### Task directions
Please quote every line word for word.

● ● ●

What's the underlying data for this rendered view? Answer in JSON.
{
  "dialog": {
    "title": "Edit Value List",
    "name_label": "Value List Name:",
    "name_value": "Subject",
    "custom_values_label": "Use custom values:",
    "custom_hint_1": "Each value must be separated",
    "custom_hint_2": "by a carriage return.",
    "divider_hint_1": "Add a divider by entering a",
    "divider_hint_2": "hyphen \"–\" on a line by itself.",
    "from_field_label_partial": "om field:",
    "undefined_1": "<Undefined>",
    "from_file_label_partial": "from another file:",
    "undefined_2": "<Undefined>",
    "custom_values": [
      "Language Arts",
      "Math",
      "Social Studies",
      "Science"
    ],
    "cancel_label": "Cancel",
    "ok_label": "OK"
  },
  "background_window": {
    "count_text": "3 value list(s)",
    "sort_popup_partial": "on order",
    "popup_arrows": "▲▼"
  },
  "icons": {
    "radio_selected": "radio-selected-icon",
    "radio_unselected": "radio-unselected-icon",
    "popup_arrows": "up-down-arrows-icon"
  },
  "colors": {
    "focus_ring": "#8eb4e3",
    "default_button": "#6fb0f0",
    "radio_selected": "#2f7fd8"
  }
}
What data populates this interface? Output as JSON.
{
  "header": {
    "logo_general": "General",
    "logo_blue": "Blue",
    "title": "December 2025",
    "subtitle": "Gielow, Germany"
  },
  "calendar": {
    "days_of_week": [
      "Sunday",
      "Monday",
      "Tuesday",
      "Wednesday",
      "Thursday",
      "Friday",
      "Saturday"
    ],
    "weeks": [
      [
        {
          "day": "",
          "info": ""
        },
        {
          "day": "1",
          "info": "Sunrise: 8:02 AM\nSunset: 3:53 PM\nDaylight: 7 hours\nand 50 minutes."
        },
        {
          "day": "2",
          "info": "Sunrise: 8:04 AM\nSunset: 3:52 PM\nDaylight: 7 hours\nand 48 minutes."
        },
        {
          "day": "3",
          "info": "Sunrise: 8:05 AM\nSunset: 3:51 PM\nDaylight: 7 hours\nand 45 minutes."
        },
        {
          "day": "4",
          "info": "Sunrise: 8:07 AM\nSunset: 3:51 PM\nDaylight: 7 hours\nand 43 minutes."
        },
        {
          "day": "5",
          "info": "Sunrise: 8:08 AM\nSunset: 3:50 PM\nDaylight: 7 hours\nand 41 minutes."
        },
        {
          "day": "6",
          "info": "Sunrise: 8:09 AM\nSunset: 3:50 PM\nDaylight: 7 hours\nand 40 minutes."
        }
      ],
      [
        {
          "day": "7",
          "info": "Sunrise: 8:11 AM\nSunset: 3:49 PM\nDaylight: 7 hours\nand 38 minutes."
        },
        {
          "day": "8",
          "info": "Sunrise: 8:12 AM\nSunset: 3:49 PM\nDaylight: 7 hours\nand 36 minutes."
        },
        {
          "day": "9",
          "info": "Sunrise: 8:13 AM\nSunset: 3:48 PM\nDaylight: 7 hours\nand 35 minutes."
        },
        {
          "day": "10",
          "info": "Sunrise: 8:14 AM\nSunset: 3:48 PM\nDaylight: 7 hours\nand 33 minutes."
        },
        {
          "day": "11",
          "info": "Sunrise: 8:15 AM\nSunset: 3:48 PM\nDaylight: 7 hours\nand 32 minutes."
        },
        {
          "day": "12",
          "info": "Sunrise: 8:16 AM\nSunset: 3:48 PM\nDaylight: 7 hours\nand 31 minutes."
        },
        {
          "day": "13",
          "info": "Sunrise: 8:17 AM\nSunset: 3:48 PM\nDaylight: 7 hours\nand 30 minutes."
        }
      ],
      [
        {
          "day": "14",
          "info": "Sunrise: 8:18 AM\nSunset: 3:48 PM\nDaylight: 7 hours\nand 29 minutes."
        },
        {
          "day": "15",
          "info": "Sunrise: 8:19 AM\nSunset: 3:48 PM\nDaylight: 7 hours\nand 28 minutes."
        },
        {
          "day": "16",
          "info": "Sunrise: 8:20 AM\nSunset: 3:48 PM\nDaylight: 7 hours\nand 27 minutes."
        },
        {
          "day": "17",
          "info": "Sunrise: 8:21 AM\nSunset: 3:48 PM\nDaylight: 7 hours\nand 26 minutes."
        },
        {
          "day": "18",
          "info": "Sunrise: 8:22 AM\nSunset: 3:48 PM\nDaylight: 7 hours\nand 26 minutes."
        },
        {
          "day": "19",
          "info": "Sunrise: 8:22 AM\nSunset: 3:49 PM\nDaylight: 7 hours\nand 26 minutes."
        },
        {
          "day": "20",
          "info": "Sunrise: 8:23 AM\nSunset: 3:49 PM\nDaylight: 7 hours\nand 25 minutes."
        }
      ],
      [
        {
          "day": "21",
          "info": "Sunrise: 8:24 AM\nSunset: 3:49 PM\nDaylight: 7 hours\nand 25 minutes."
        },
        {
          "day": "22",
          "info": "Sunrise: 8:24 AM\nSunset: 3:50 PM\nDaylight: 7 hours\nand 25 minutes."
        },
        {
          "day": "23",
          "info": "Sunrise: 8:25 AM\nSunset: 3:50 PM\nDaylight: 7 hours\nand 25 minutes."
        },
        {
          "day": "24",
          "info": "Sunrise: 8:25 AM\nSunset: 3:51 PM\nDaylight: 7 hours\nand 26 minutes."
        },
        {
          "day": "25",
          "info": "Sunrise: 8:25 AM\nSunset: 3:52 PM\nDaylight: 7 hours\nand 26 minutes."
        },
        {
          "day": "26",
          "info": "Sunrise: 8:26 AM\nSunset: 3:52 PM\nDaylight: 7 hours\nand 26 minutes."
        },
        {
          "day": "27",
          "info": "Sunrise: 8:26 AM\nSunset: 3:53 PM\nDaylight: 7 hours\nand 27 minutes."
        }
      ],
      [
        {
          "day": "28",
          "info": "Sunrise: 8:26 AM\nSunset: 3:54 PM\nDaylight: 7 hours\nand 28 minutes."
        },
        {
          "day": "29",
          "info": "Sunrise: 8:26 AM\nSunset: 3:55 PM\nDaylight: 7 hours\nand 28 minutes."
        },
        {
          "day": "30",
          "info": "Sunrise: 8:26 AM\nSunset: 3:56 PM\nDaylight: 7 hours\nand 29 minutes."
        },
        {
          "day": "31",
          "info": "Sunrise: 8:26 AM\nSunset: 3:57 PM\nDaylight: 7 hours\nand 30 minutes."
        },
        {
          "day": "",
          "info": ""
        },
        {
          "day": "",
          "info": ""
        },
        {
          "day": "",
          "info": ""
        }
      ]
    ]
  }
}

● ● ●

### Expected answer
What's the underlying data for this rendered view? Answer in JSON.
{
  "dialog": {
    "title": "Edit Value List",
    "name_label": "Value List Name:",
    "name_value": "Subject",
    "custom_values_label": "Use custom values:",
    "custom_hint_1": "Each value must be separated",
    "custom_hint_2": "by a carriage return.",
    "divider_hint_1": "Add a divider by entering a",
    "divider_hint_2": "hyphen \"–\" on a line by itself.",
    "from_field_label_partial": "om field:",
    "undefined_1": "<Undefined>",
    "from_file_label_partial": "from another file:",
    "undefined_2": "<Undefined>",
    "custom_values": [
      "Language Arts",
      "Math",
      "Social Studies",
      "Science"
    ],
    "cancel_label": "Cancel",
    "ok_label": "OK"
  },
  "background_window": {
    "count_text": "3 value list(s)",
    "sort_popup_partial": "on order",
    "popup_arrows": "▲▼"
  },
  "icons": {
    "radio_selected": "radio-selected-icon",
    "radio_unselected": "radio-unselected-icon",
    "popup_arrows": "up-down-arrows-icon"
  },
  "colors": {
    "focus_ring": "#8eb4e3",
    "default_button": "#6fb0f0",
    "radio_selected": "#2f7fd8"
  }
}
What data populates this interface? Output as JSON.
{
  "header": {
    "logo_general": "General",
    "logo_blue": "Blue",
    "title": "December 2025",
    "subtitle": "Gielow, Germany"
  },
  "calendar": {
    "days_of_week": [
      "Sunday",
      "Monday",
      "Tuesday",
      "Wednesday",
      "Thursday",
      "Friday",
      "Saturday"
    ],
    "weeks": [
      [
        {
          "day": "",
          "info": ""
        },
        {
          "day": "1",
          "info": "Sunrise: 8:02 AM\nSunset: 3:53 PM\nDaylight: 7 hours\nand 50 minutes."
        },
        {
          "day": "2",
          "info": "Sunrise: 8:04 AM\nSunset: 3:52 PM\nDaylight: 7 hours\nand 48 minutes."
        },
        {
          "day": "3",
          "info": "Sunrise: 8:05 AM\nSunset: 3:51 PM\nDaylight: 7 hours\nand 45 minutes."
        },
        {
          "day": "4",
          "info": "Sunrise: 8:07 AM\nSunset: 3:51 PM\nDaylight: 7 hours\nand 43 minutes."
        },
        {
          "day": "5",
          "info": "Sunrise: 8:08 AM\nSunset: 3:50 PM\nDaylight: 7 hours\nand 41 minutes."
        },
        {
          "day": "6",
          "info": "Sunrise: 8:09 AM\nSunset: 3:50 PM\nDaylight: 7 hours\nand 40 minutes."
        }
      ],
      [
        {
          "day": "7",
          "info": "Sunrise: 8:11 AM\nSunset: 3:49 PM\nDaylight: 7 hours\nand 38 minutes."
        },
        {
          "day": "8",
          "info": "Sunrise: 8:12 AM\nSunset: 3:49 PM\nDaylight: 7 hours\nand 36 minutes."
        },
        {
          "day": "9",
          "info": "Sunrise: 8:13 AM\nSunset: 3:48 PM\nDaylight: 7 hours\nand 35 minutes."
        },
        {
          "day": "10",
          "info": "Sunrise: 8:14 AM\nSunset: 3:48 PM\nDaylight: 7 hours\nand 33 minutes."
        },
        {
          "day": "11",
          "info": "Sunrise: 8:15 AM\nSunset: 3:48 PM\nDaylight: 7 hours\nand 32 minutes."
        },
        {
          "day": "12",
          "info": "Sunrise: 8:16 AM\nSunset: 3:48 PM\nDaylight: 7 hours\nand 31 minutes."
        },
        {
          "day": "13",
          "info": "Sunrise: 8:17 AM\nSunset: 3:48 PM\nDaylight: 7 hours\nand 30 minutes."
        }
      ],
      [
        {
          "day": "14",
          "info": "Sunrise: 8:18 AM\nSunset: 3:48 PM\nDaylight: 7 hours\nand 29 minutes."
        },
        {
          "day": "15",
          "info": "Sunrise: 8:19 AM\nSunset: 3:48 PM\nDaylight: 7 hours\nand 28 minutes."
        },
        {
          "day": "16",
          "info": "Sunrise: 8:20 AM\nSunset: 3:48 PM\nDaylight: 7 hours\nand 27 minutes."
        },
        {
          "day": "17",
          "info": "Sunrise: 8:21 AM\nSunset: 3:48 PM\nDaylight: 7 hours\nand 26 minutes."
        },
        {
          "day": "18",
          "info": "Sunrise: 8:22 AM\nSunset: 3:48 PM\nDaylight: 7 hours\nand 26 minutes."
        },
        {
          "day": "19",
          "info": "Sunrise: 8:22 AM\nSunset: 3:49 PM\nDaylight: 7 hours\nand 26 minutes."
        },
        {
          "day": "20",
          "info": "Sunrise: 8:23 AM\nSunset: 3:49 PM\nDaylight: 7 hours\nand 25 minutes."
        }
      ],
      [
        {
          "day": "21",
          "info": "Sunrise: 8:24 AM\nSunset: 3:49 PM\nDaylight: 7 hours\nand 25 minutes."
        },
        {
          "day": "22",
          "info": "Sunrise: 8:24 AM\nSunset: 3:50 PM\nDaylight: 7 hours\nand 25 minutes."
        },
        {
          "day": "23",
          "info": "Sunrise: 8:25 AM\nSunset: 3:50 PM\nDaylight: 7 hours\nand 25 minutes."
        },
        {
          "day": "24",
          "info": "Sunrise: 8:25 AM\nSunset: 3:51 PM\nDaylight: 7 hours\nand 26 minutes."
        },
        {
          "day": "25",
          "info": "Sunrise: 8:25 AM\nSunset: 3:52 PM\nDaylight: 7 hours\nand 26 minutes."
        },
        {
          "day": "26",
          "info": "Sunrise: 8:26 AM\nSunset: 3:52 PM\nDaylight: 7 hours\nand 26 minutes."
        },
        {
          "day": "27",
          "info": "Sunrise: 8:26 AM\nSunset: 3:53 PM\nDaylight: 7 hours\nand 27 minutes."
        }
      ],
      [
        {
          "day": "28",
          "info": "Sunrise: 8:26 AM\nSunset: 3:54 PM\nDaylight: 7 hours\nand 28 minutes."
        },
        {
          "day": "29",
          "info": "Sunrise: 8:26 AM\nSunset: 3:55 PM\nDaylight: 7 hours\nand 28 minutes."
        },
        {
          "day": "30",
          "info": "Sunrise: 8:26 AM\nSunset: 3:56 PM\nDaylight: 7 hours\nand 29 minutes."
        },
        {
          "day": "31",
          "info": "Sunrise: 8:26 AM\nSunset: 3:57 PM\nDaylight: 7 hours\nand 30 minutes."
        },
        {
          "day": "",
          "info": ""
        },
        {
          "day": "",
          "info": ""
        },
        {
          "day": "",
          "info": ""
        }
      ]
    ]
  }
}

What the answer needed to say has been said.